_Goal:_ Search the records for "JSON". Copy every line where it appears.
** BEGIN **
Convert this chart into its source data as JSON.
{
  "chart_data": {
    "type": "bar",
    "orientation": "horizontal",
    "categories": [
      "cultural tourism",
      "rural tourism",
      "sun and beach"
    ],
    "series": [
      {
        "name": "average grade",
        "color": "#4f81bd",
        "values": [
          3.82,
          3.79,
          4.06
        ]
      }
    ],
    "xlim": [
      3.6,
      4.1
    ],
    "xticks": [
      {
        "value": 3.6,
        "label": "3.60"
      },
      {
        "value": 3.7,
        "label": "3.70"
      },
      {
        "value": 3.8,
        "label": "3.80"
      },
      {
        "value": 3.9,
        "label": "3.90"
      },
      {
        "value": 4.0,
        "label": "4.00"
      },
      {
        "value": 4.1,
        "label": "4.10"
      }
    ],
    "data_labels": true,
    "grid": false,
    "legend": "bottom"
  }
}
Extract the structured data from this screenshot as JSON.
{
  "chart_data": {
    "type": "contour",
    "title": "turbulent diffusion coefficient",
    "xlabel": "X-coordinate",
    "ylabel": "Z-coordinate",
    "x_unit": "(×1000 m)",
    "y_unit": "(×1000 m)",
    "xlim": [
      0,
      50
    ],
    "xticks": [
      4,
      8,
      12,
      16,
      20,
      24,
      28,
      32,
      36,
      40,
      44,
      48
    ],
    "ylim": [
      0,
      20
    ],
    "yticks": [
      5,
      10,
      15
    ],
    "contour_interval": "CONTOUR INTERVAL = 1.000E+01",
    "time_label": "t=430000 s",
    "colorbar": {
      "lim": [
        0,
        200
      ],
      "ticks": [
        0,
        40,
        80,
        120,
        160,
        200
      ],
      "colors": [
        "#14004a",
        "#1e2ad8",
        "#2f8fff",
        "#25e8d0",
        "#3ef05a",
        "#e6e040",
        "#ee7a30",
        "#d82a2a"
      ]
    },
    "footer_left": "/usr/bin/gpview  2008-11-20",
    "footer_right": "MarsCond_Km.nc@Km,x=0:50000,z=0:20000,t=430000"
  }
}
** END **
_Written reply:_
Convert this chart into its source data as JSON.
Extract the structured data from this screenshot as JSON.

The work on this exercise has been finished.